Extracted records
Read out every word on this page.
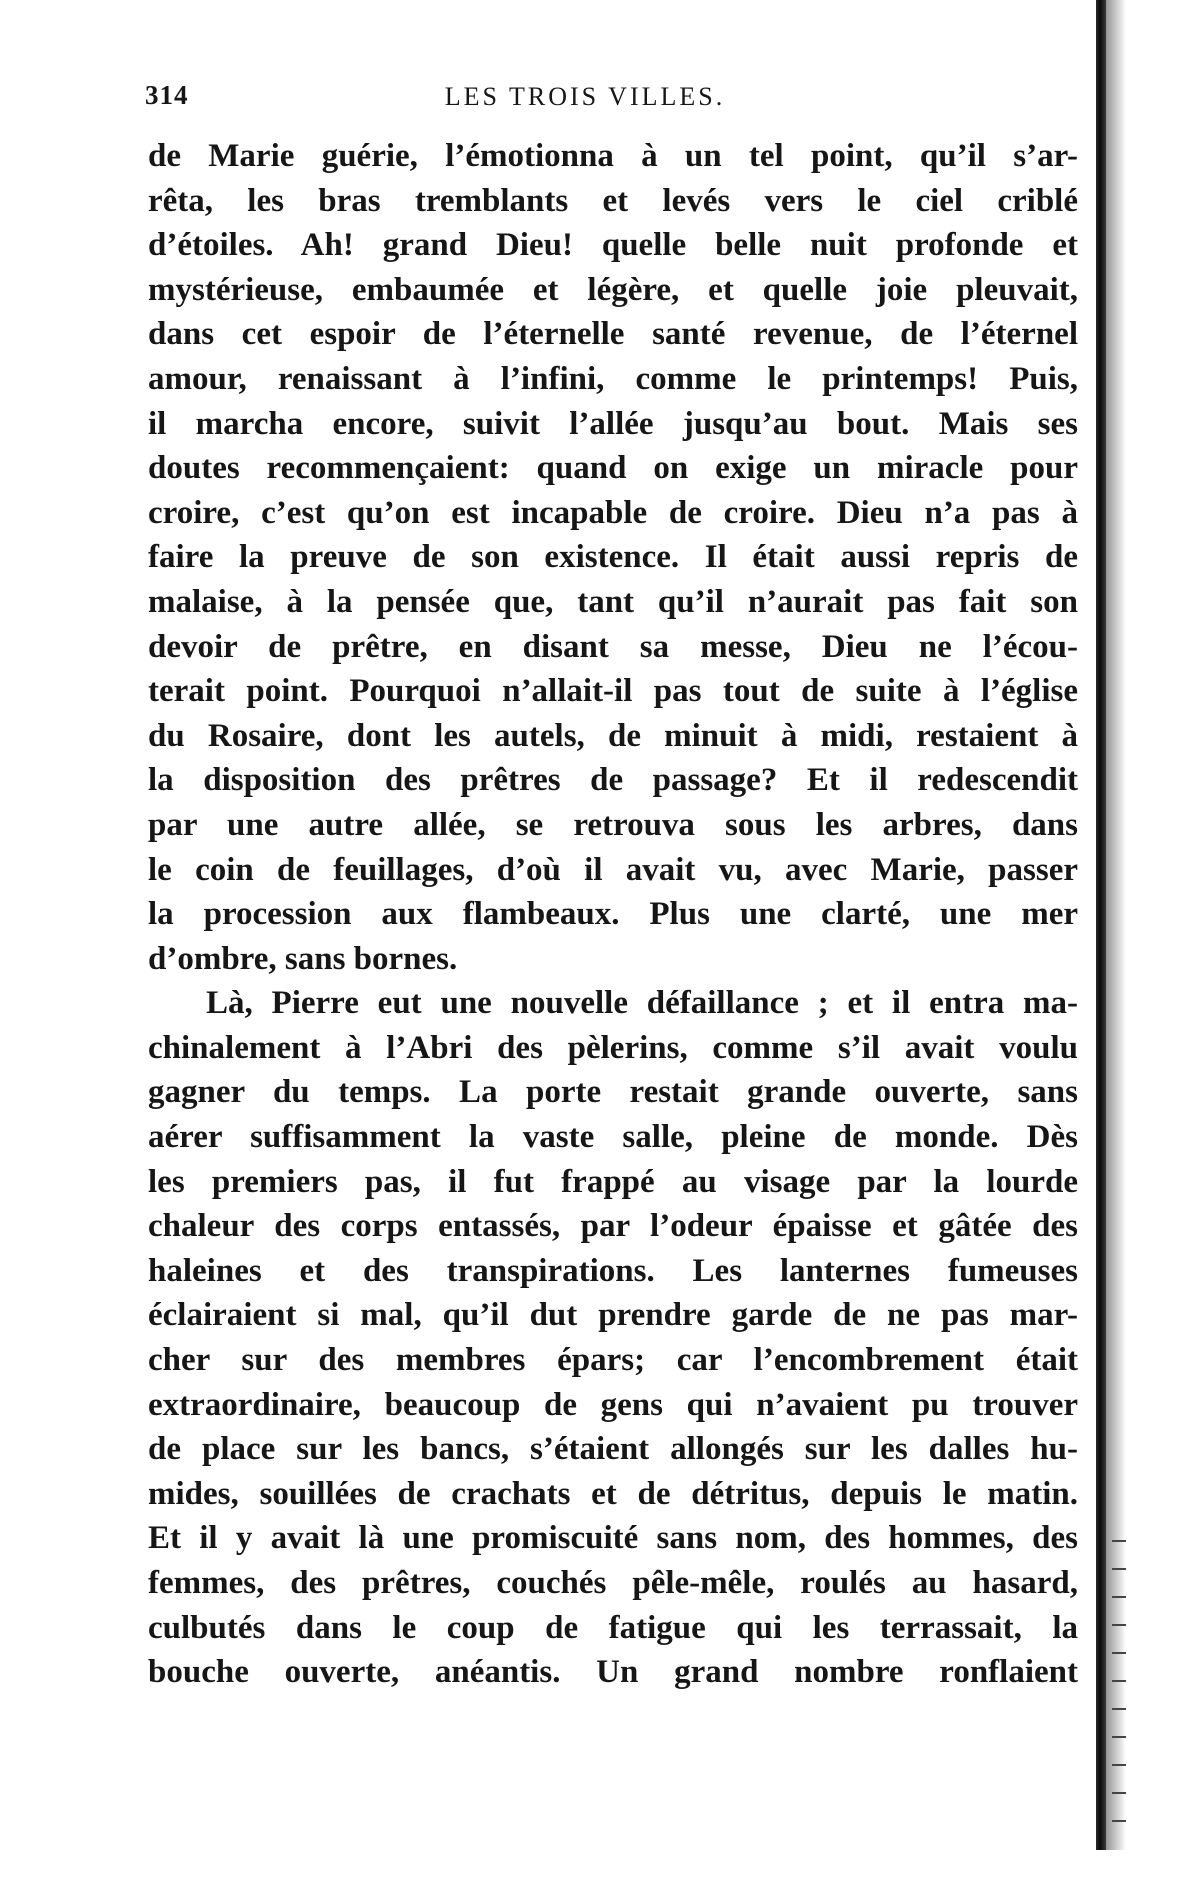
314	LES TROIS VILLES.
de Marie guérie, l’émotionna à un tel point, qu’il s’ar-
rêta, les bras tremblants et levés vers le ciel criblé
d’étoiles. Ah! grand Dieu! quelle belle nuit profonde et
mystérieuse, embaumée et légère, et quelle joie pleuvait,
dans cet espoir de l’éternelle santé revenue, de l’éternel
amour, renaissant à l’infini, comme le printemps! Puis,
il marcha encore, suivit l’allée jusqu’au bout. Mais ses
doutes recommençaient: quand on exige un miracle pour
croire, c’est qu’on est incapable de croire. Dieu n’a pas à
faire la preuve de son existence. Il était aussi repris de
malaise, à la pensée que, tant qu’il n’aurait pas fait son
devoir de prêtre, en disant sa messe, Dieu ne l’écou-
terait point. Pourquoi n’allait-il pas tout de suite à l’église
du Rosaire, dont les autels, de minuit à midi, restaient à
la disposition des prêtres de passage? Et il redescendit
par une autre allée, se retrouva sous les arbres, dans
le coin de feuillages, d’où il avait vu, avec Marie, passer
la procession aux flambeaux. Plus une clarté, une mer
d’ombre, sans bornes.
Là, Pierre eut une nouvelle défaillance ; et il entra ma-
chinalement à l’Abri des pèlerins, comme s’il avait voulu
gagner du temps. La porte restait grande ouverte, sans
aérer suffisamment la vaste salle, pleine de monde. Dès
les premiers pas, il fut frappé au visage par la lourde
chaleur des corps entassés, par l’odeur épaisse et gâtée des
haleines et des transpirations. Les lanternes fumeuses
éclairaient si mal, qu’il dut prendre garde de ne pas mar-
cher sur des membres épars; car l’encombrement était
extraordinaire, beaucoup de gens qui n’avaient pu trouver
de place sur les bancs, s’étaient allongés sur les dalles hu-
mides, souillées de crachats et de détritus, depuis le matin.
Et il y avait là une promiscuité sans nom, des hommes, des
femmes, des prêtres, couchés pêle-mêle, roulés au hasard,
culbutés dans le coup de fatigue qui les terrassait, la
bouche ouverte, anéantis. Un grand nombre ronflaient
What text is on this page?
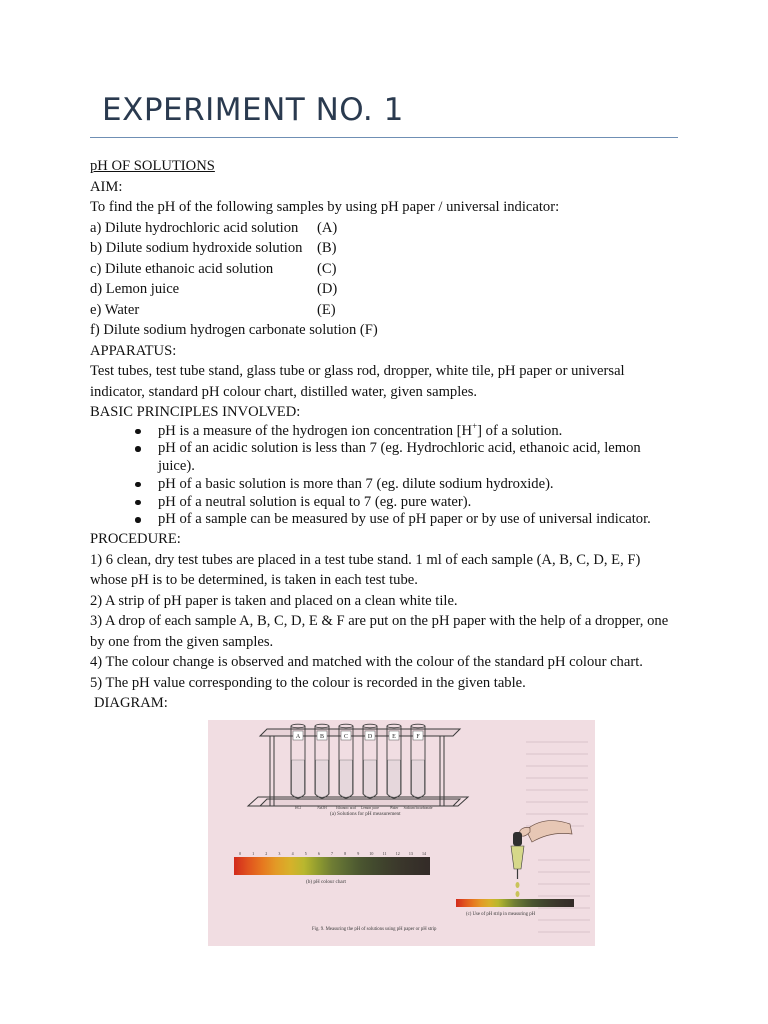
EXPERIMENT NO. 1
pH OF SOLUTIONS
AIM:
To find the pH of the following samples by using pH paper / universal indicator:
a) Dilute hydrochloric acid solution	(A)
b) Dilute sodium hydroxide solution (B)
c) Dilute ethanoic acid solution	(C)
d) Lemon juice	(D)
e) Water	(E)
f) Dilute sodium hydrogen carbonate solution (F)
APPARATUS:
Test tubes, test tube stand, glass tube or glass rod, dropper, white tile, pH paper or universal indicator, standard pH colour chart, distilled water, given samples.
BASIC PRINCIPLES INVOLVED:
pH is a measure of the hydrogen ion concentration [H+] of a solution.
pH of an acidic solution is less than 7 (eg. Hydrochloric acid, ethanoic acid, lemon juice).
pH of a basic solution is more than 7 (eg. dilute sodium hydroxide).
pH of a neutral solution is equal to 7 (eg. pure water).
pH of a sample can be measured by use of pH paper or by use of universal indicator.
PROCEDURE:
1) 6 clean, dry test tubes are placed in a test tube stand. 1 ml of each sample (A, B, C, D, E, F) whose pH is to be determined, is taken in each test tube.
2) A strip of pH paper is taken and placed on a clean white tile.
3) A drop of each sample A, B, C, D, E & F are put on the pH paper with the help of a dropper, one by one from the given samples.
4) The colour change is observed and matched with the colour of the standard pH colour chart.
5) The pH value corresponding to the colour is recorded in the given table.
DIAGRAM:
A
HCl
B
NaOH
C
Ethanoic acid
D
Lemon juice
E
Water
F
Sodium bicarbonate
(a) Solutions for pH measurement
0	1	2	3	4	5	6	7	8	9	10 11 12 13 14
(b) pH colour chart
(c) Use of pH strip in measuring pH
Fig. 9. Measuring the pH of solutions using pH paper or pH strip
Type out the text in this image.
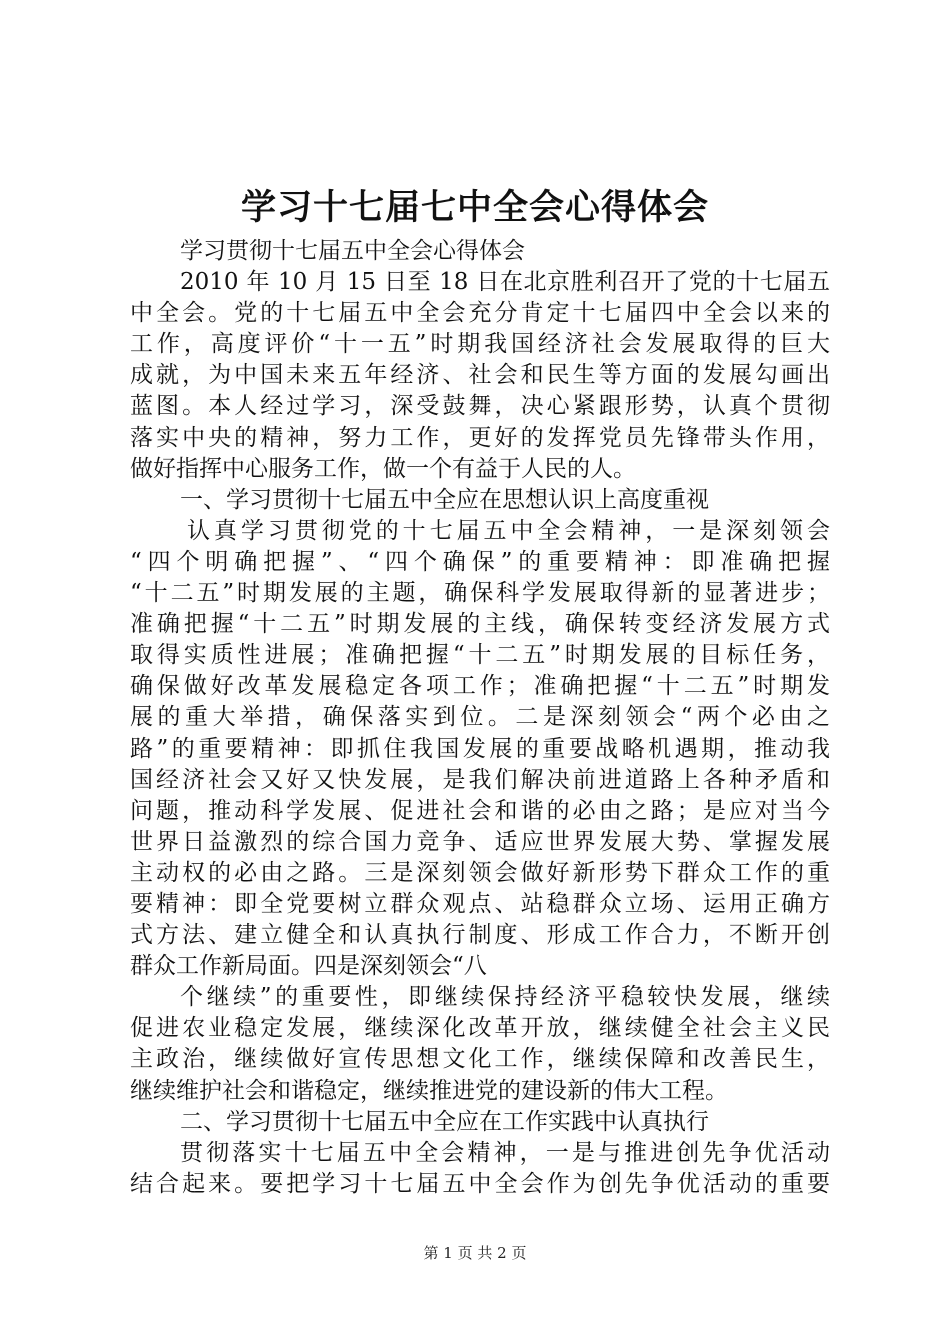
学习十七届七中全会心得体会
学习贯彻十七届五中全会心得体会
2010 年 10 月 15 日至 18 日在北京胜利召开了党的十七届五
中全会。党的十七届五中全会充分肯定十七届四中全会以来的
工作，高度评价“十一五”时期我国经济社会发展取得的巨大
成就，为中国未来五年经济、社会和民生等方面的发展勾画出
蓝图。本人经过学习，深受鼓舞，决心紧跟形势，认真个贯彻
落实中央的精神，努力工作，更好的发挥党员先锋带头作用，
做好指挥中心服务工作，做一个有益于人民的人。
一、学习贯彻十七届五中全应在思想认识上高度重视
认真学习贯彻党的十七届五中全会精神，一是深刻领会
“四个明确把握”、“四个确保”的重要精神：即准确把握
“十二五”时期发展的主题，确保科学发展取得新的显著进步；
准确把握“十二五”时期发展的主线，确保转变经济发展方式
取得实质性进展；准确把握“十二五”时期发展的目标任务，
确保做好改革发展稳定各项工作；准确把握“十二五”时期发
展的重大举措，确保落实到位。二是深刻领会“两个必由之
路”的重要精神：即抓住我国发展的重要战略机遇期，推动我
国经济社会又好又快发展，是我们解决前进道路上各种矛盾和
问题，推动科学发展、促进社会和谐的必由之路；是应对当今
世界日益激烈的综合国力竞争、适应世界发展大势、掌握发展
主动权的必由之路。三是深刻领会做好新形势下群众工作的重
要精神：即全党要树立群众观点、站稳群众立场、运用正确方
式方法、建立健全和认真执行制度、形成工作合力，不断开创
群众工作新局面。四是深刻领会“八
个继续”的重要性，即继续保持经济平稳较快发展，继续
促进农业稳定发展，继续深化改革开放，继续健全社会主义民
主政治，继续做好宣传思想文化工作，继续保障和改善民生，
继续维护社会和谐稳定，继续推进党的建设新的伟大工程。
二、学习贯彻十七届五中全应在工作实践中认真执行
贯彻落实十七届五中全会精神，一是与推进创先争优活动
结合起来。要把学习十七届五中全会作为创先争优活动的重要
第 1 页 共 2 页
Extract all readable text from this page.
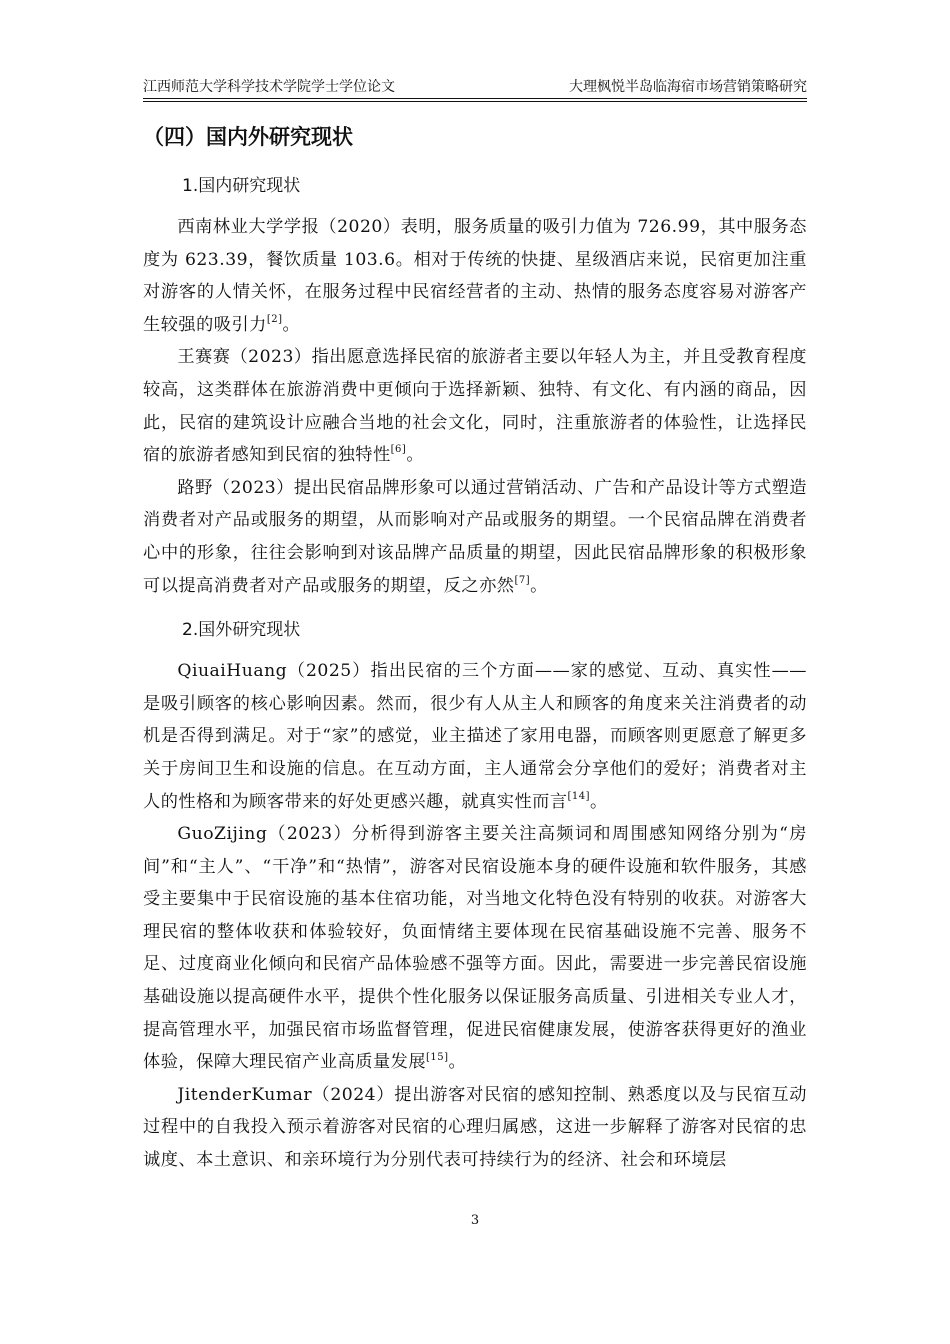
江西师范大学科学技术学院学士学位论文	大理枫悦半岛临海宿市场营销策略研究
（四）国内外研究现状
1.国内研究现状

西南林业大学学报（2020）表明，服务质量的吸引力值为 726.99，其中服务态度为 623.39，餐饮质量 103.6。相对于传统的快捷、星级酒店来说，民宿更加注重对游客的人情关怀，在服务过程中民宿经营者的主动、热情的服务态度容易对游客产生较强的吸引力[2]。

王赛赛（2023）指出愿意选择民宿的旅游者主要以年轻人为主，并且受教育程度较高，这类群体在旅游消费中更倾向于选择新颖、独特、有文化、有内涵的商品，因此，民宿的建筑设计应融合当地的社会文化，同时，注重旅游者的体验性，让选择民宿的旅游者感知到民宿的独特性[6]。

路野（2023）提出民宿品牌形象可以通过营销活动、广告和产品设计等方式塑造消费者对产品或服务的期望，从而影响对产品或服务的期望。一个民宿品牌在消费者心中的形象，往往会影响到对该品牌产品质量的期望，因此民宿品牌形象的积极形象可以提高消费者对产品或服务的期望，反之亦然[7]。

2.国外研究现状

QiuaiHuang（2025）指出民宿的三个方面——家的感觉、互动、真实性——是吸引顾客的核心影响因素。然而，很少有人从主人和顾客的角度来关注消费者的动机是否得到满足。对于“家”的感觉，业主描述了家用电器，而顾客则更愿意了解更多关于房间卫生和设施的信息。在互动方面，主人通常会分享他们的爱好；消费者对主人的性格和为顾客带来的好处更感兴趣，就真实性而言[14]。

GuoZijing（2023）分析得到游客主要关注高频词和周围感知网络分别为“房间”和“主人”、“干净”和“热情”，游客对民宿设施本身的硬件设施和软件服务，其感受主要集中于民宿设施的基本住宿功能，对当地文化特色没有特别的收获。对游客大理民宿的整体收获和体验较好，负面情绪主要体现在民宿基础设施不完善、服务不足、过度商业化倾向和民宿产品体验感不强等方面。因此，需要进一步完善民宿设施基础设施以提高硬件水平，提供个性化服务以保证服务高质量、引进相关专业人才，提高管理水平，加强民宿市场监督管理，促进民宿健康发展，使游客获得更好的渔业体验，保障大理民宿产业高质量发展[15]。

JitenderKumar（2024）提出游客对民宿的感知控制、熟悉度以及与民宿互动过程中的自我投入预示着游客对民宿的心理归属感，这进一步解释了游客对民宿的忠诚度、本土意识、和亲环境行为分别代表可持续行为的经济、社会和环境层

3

• WHAT THIS TASK INVOLVES: Where a line above contains the string "dropper", copy that line.

• OUTPUT FOR THIS EXERCISE:
Test tubes, test tube stand, glass tube or glass rod, dropper, white tile, pH paper or universal indicator, standard pH colour chart, distilled water, given samples.
3) A drop of each sample A, B, C, D, E & F are put on the pH paper with the help of a dropper, one by one from the given samples.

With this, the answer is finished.